• **Stated task**
Print the data exactly, leaving nothing out.

::: Task material

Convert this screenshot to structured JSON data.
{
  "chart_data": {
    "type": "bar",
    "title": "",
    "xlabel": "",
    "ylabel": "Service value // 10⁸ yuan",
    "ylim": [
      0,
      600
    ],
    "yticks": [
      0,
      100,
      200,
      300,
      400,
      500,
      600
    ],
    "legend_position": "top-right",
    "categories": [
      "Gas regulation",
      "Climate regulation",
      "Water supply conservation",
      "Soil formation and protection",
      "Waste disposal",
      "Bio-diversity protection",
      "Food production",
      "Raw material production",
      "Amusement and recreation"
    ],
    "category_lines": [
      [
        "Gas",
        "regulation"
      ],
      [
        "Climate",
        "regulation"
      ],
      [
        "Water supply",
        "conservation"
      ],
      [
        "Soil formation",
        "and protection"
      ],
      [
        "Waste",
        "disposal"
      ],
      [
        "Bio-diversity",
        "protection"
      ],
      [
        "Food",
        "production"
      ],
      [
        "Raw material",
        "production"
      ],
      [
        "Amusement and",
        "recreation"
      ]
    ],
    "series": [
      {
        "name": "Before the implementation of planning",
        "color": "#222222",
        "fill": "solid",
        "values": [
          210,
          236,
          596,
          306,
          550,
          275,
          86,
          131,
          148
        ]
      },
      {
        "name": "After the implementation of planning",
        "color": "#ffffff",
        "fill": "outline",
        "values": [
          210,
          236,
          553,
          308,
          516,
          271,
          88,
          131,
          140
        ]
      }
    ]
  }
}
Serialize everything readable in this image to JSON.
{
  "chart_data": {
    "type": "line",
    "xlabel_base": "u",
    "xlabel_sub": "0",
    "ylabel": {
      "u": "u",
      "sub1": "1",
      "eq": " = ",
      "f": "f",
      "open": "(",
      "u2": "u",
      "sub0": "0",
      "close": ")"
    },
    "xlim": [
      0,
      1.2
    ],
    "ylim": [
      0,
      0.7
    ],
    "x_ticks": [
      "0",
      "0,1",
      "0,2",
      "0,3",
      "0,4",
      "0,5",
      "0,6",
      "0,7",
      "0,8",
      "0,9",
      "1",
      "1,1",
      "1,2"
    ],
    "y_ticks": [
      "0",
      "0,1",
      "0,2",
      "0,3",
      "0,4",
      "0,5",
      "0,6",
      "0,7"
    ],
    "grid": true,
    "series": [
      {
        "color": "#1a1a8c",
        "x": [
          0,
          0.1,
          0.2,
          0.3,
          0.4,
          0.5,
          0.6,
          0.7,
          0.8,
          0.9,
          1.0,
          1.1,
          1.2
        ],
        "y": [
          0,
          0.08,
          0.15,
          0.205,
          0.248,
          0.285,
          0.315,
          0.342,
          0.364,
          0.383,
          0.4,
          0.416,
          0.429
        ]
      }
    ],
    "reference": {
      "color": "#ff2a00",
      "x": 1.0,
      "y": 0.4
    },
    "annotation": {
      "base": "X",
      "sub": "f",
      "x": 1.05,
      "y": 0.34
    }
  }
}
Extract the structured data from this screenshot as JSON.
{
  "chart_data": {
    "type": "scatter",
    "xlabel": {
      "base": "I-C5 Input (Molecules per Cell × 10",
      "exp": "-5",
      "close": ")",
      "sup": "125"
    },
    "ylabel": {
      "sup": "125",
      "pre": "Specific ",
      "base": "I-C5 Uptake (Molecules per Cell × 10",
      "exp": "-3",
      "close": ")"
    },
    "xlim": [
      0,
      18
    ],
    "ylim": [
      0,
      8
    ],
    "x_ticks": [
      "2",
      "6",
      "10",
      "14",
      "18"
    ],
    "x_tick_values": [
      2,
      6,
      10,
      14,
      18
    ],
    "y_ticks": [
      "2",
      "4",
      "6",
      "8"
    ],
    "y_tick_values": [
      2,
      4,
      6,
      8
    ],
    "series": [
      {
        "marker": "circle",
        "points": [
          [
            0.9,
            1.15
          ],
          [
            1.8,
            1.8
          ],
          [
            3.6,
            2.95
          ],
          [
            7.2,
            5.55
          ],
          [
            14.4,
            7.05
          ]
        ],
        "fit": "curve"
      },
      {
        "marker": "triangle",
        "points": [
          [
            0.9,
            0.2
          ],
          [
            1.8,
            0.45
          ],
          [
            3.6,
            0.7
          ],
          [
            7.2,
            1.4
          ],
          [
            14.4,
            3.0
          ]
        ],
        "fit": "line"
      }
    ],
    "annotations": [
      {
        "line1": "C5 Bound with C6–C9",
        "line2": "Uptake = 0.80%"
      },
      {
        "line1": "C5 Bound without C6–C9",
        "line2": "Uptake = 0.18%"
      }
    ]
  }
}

::::::

• **Right answer**
Convert this screenshot to structured JSON data.
{
  "chart_data": {
    "type": "bar",
    "title": "",
    "xlabel": "",
    "ylabel": "Service value // 10⁸ yuan",
    "ylim": [
      0,
      600
    ],
    "yticks": [
      0,
      100,
      200,
      300,
      400,
      500,
      600
    ],
    "legend_position": "top-right",
    "categories": [
      "Gas regulation",
      "Climate regulation",
      "Water supply conservation",
      "Soil formation and protection",
      "Waste disposal",
      "Bio-diversity protection",
      "Food production",
      "Raw material production",
      "Amusement and recreation"
    ],
    "category_lines": [
      [
        "Gas",
        "regulation"
      ],
      [
        "Climate",
        "regulation"
      ],
      [
        "Water supply",
        "conservation"
      ],
      [
        "Soil formation",
        "and protection"
      ],
      [
        "Waste",
        "disposal"
      ],
      [
        "Bio-diversity",
        "protection"
      ],
      [
        "Food",
        "production"
      ],
      [
        "Raw material",
        "production"
      ],
      [
        "Amusement and",
        "recreation"
      ]
    ],
    "series": [
      {
        "name": "Before the implementation of planning",
        "color": "#222222",
        "fill": "solid",
        "values": [
          210,
          236,
          596,
          306,
          550,
          275,
          86,
          131,
          148
        ]
      },
      {
        "name": "After the implementation of planning",
        "color": "#ffffff",
        "fill": "outline",
        "values": [
          210,
          236,
          553,
          308,
          516,
          271,
          88,
          131,
          140
        ]
      }
    ]
  }
}
Serialize everything readable in this image to JSON.
{
  "chart_data": {
    "type": "line",
    "xlabel_base": "u",
    "xlabel_sub": "0",
    "ylabel": {
      "u": "u",
      "sub1": "1",
      "eq": " = ",
      "f": "f",
      "open": "(",
      "u2": "u",
      "sub0": "0",
      "close": ")"
    },
    "xlim": [
      0,
      1.2
    ],
    "ylim": [
      0,
      0.7
    ],
    "x_ticks": [
      "0",
      "0,1",
      "0,2",
      "0,3",
      "0,4",
      "0,5",
      "0,6",
      "0,7",
      "0,8",
      "0,9",
      "1",
      "1,1",
      "1,2"
    ],
    "y_ticks": [
      "0",
      "0,1",
      "0,2",
      "0,3",
      "0,4",
      "0,5",
      "0,6",
      "0,7"
    ],
    "grid": true,
    "series": [
      {
        "color": "#1a1a8c",
        "x": [
          0,
          0.1,
          0.2,
          0.3,
          0.4,
          0.5,
          0.6,
          0.7,
          0.8,
          0.9,
          1.0,
          1.1,
          1.2
        ],
        "y": [
          0,
          0.08,
          0.15,
          0.205,
          0.248,
          0.285,
          0.315,
          0.342,
          0.364,
          0.383,
          0.4,
          0.416,
          0.429
        ]
      }
    ],
    "reference": {
      "color": "#ff2a00",
      "x": 1.0,
      "y": 0.4
    },
    "annotation": {
      "base": "X",
      "sub": "f",
      "x": 1.05,
      "y": 0.34
    }
  }
}
Extract the structured data from this screenshot as JSON.
{
  "chart_data": {
    "type": "scatter",
    "xlabel": {
      "base": "I-C5 Input (Molecules per Cell × 10",
      "exp": "-5",
      "close": ")",
      "sup": "125"
    },
    "ylabel": {
      "sup": "125",
      "pre": "Specific ",
      "base": "I-C5 Uptake (Molecules per Cell × 10",
      "exp": "-3",
      "close": ")"
    },
    "xlim": [
      0,
      18
    ],
    "ylim": [
      0,
      8
    ],
    "x_ticks": [
      "2",
      "6",
      "10",
      "14",
      "18"
    ],
    "x_tick_values": [
      2,
      6,
      10,
      14,
      18
    ],
    "y_ticks": [
      "2",
      "4",
      "6",
      "8"
    ],
    "y_tick_values": [
      2,
      4,
      6,
      8
    ],
    "series": [
      {
        "marker": "circle",
        "points": [
          [
            0.9,
            1.15
          ],
          [
            1.8,
            1.8
          ],
          [
            3.6,
            2.95
          ],
          [
            7.2,
            5.55
          ],
          [
            14.4,
            7.05
          ]
        ],
        "fit": "curve"
      },
      {
        "marker": "triangle",
        "points": [
          [
            0.9,
            0.2
          ],
          [
            1.8,
            0.45
          ],
          [
            3.6,
            0.7
          ],
          [
            7.2,
            1.4
          ],
          [
            14.4,
            3.0
          ]
        ],
        "fit": "line"
      }
    ],
    "annotations": [
      {
        "line1": "C5 Bound with C6–C9",
        "line2": "Uptake = 0.80%"
      },
      {
        "line1": "C5 Bound without C6–C9",
        "line2": "Uptake = 0.18%"
      }
    ]
  }
}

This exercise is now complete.